#### [Problem to work on]
Collect all lines from the listing that include the string "bearing".

#### [Records for this exercise]
_____

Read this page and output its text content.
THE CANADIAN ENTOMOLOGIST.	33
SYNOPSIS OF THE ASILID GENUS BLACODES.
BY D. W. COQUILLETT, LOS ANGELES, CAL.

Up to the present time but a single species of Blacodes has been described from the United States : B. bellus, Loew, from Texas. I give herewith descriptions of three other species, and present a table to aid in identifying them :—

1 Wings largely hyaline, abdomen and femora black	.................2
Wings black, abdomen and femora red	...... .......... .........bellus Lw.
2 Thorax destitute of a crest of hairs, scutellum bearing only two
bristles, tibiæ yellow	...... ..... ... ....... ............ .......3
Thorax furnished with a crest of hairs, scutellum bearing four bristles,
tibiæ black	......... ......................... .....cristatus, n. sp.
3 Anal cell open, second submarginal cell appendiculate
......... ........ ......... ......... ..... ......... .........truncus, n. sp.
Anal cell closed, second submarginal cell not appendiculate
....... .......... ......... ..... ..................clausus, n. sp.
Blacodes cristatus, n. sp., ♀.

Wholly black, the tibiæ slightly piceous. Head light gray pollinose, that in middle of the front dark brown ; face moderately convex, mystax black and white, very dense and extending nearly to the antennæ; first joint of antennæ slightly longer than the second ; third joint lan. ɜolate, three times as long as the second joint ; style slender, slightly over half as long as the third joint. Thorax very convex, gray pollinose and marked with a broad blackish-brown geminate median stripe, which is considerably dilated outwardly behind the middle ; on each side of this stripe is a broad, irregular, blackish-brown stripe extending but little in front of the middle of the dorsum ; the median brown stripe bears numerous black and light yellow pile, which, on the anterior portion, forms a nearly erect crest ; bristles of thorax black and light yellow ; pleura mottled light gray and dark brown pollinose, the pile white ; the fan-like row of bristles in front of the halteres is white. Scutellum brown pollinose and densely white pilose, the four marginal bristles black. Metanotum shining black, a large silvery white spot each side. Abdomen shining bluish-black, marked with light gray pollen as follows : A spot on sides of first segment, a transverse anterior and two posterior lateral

_____

#### [Correct answer]
2 Thorax destitute of a crest of hairs, scutellum bearing only two
Thorax furnished with a crest of hairs, scutellum bearing four bristles,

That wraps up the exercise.